_Direction 1:_
Collect every line of the records that contains the string "bounding", and copy each one in full. Case counts.

I have been wanting to make pumpernickel bread for years.  I have found recipe after recipe but none of them really caught my attention.  After having such great success with Smitten Kitchen’s New York Deli Style Rye Bread, a few weeks ago I thought it would be great to try Deb’s Black Bread recipe.

Russian Black Bread is similar to Pumpernickel but it has a slightly different taste and a few extra ingredients.  Russian black bread consists of seventeen ingredients.  It contains three different types of flour, chocolate, espresso, shallots, caraway and fennel seeds, did you get all that 🙂  It is extremely fragrant when baking and will fill your home with a lovely warm aroma.  According to Deb, Russians butter the black bread, top it with caviar and then slug back a shot of ice cold vodka and then dart off to work.  I’m not so tough.  This bread is delightful for sandwiches or simply toasted and lightly buttered.

This recipe did give me a little grief.  I made it twice because the first time I killed the yeast when I added the chocolate mixture to the yeast and flour.  It is not stated in the recipe but you should allow the chocolate mixture to cool before adding it to the yeast as it will cause your yeast to rest in peace.  Aside, from that this bread is definitely going to become a regular in our home 🙂

Russian Black Bread

¾ tablespoon active dry yeast
Pinch of sugar
¼ cup warm water (105 to 115 degrees)

_Supplied records:_
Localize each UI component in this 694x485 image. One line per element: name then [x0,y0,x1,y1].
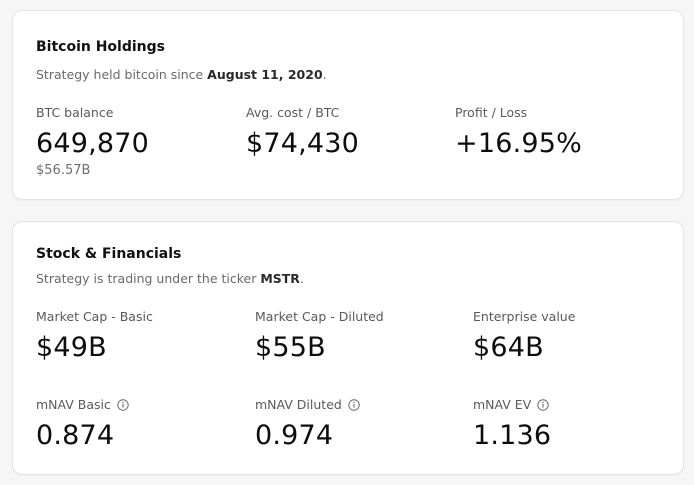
stat-label: Market Cap - Diluted [255,309,384,324]
holding-start-date: August 11, 2020 [207,67,323,82]
stat-value: $55B [255,332,326,363]
stat-value: 0.874 [36,420,115,451]
stat-label: Enterprise value [473,309,576,324]
subtitle-text: Strategy held bitcoin since [36,67,208,82]
stat-mnav-basic: mNAV Basic 0.874 [36,397,129,451]
stat-profit-loss: Profit / Loss +16.95% [455,105,582,159]
bitcoin-holdings-title: Bitcoin Holdings [36,39,165,55]
stat-value: $74,430 [246,128,360,159]
stat-market-cap-basic: Market Cap - Basic $49B [36,309,153,363]
ticker-symbol: MSTR [260,271,300,286]
stat-label: Profit / Loss [455,105,528,120]
stock-financials-title: Stock & Financials [36,246,182,262]
stat-market-cap-diluted: Market Cap - Diluted $55B [255,309,384,363]
stat-value: $64B [473,332,544,363]
stat-label-row: mNAV Diluted [255,397,360,412]
stat-label: mNAV Basic [36,397,111,412]
stat-label-row: mNAV EV [473,397,551,412]
stat-label: Avg. cost / BTC [246,105,340,120]
stat-value: 1.136 [473,420,552,451]
bitcoin-holdings-subtitle: Strategy held bitcoin since August 11, 2… [36,67,327,82]
stat-value: $49B [36,332,107,363]
stat-usd-value: $56.57B [36,163,91,178]
stock-financials-subtitle: Strategy is trading under the ticker MST… [36,271,304,286]
subtitle-suffix: . [299,271,304,286]
info-icon[interactable] [537,398,549,411]
stat-mnav-diluted: mNAV Diluted 0.974 [255,397,360,451]
bitcoin-holdings-card: Bitcoin Holdings Strategy held bitcoin s… [12,10,684,200]
stock-financials-card: Stock & Financials Strategy is trading u… [12,221,684,475]
stat-btc-balance: BTC balance 649,870 $56.57B [36,105,149,178]
stat-avg-cost: Avg. cost / BTC $74,430 [246,105,359,159]
stat-value: 0.974 [255,420,334,451]
stat-value: +16.95% [455,128,582,159]
stat-label-row: mNAV Basic [36,397,129,412]
stat-label: Market Cap - Basic [36,309,153,324]
stat-mnav-ev: mNAV EV 1.136 [473,397,551,451]
stat-label: BTC balance [36,105,114,120]
info-icon[interactable] [117,398,129,411]
info-icon[interactable] [348,398,360,411]
stat-label: mNAV EV [473,397,532,412]
subtitle-text: Strategy is trading under the ticker [36,271,261,286]
stat-value: 649,870 [36,128,150,159]
subtitle-suffix: . [322,67,327,82]
stat-enterprise-value: Enterprise value $64B [473,309,575,363]
stat-label: mNAV Diluted [255,397,342,412]
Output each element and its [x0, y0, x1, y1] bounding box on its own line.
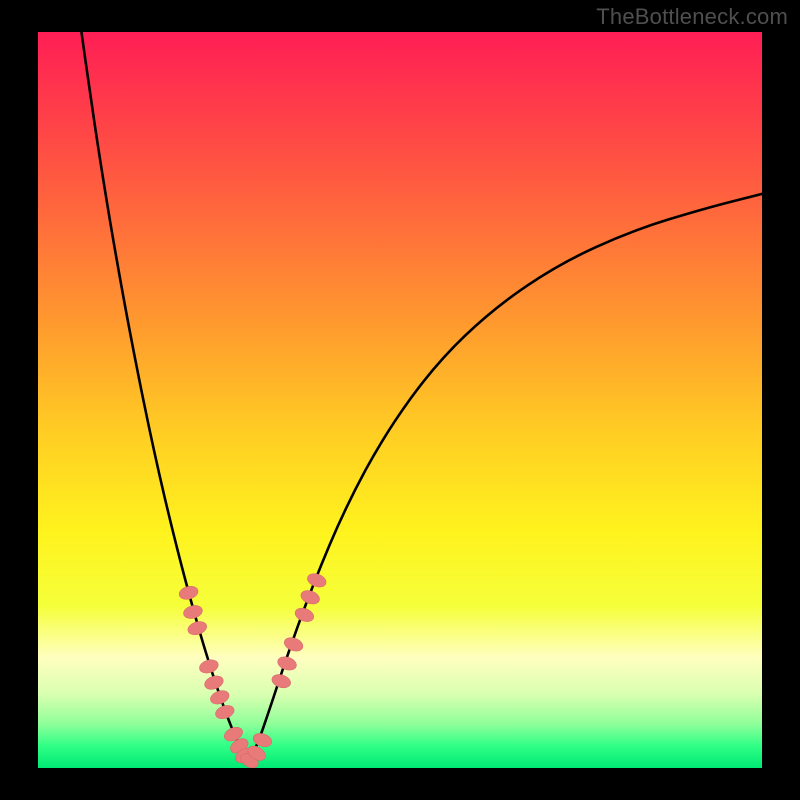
plot-background: [38, 32, 762, 768]
bottleneck-curve-chart: [0, 0, 800, 800]
chart-stage: TheBottleneck.com: [0, 0, 800, 800]
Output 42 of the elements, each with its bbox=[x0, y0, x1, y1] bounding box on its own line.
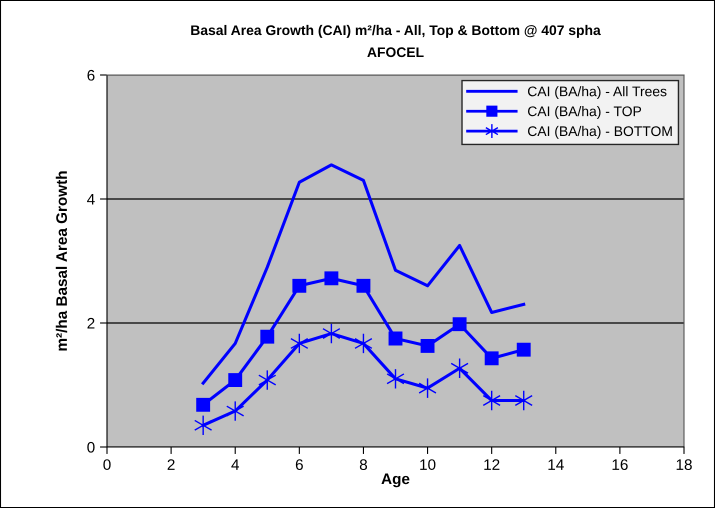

_Direction 2:_
Decide whether each statement agrees with the passage on Russian black bread. Answer yes or no, and quote the words of the passage that decide it.
(a) Russian black bread is made with seventeen ingredients.
(b) The bread calls for a single type of flour.
(c) The first attempt failed because the water was too hot for the yeast.

_Exercise response 1:_
Output each element and its [x0, y0, x1, y1] bounding box on its own line.
Output 42 of the elements, each with its bbox=[x0, y0, x1, y1] bounding box on its own line.

_Exercise response 2:_
(a) Yes: "Russian black bread consists of seventeen ingredients."
(b) No: "It contains three different types of flour"
(c) No: "the first time I killed the yeast when I added the chocolate mixture to the yeast and flour."